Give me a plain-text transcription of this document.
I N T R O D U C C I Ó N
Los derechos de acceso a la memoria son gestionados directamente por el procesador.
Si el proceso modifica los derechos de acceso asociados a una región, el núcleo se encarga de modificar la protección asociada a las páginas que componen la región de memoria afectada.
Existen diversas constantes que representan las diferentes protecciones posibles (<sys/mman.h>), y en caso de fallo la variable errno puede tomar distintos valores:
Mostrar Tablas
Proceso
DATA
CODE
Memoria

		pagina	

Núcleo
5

* * *

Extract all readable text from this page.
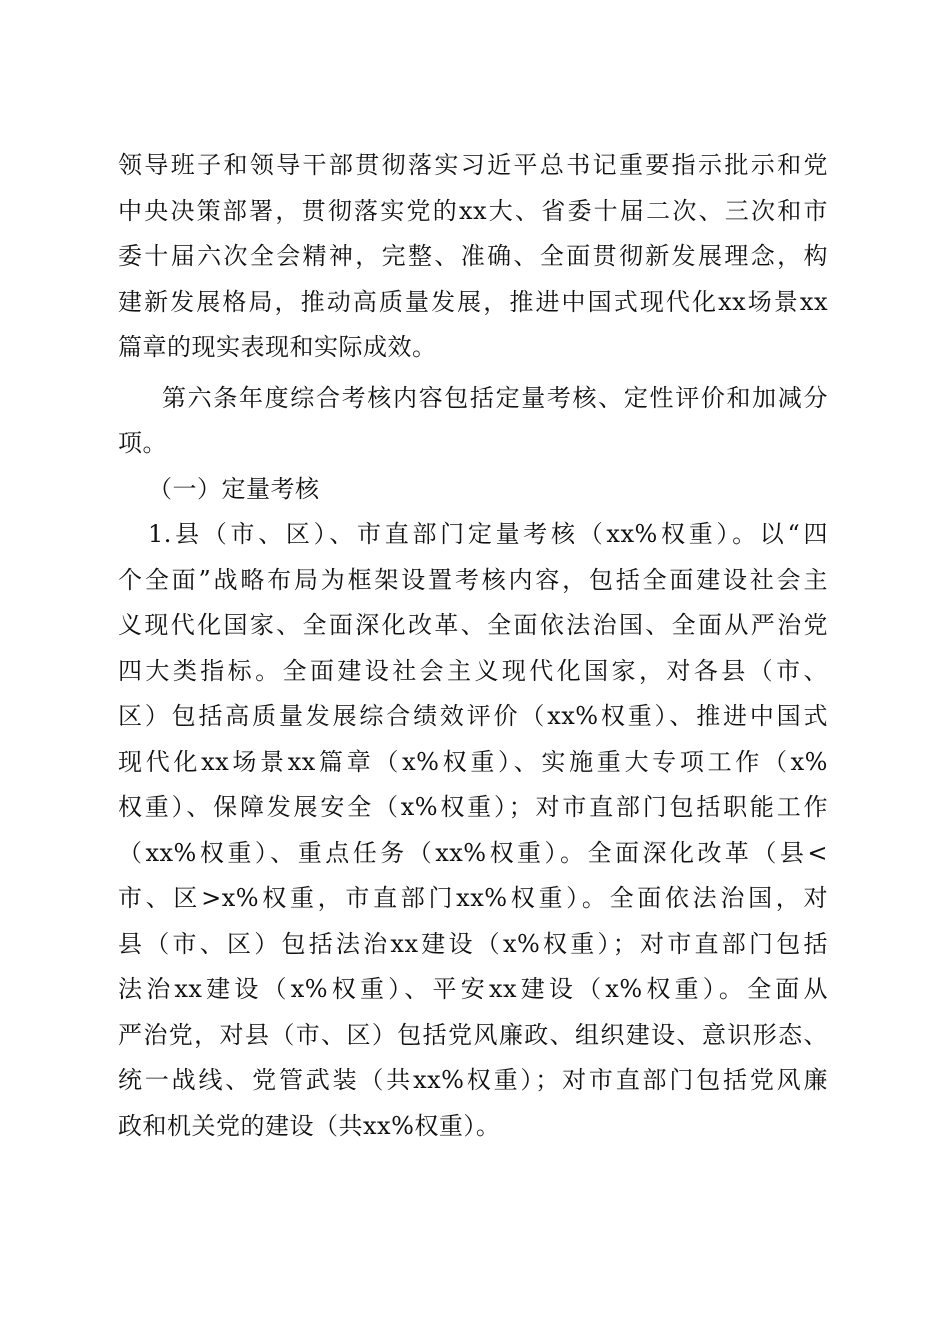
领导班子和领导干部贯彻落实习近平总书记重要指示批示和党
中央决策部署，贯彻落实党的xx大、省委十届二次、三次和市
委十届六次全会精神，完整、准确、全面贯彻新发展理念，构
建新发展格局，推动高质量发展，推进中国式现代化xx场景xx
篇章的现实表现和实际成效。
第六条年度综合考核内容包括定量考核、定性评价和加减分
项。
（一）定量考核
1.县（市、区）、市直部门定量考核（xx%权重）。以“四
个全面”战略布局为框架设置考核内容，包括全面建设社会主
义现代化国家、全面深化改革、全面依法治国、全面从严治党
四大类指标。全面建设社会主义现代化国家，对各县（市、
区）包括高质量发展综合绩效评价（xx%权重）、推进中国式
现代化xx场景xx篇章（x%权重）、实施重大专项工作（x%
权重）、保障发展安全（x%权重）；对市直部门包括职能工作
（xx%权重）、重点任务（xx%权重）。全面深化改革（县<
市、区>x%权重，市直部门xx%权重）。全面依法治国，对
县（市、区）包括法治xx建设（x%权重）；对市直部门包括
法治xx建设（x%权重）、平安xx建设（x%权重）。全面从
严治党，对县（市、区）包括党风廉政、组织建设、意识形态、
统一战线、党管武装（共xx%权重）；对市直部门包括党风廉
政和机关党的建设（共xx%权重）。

» EXERCISE
Locate the word "text" in the records above, and return each line that has it.

» SOLUTION TO THE EXERCISE
Give me a plain-text transcription of this document.
Extract all readable text from this page.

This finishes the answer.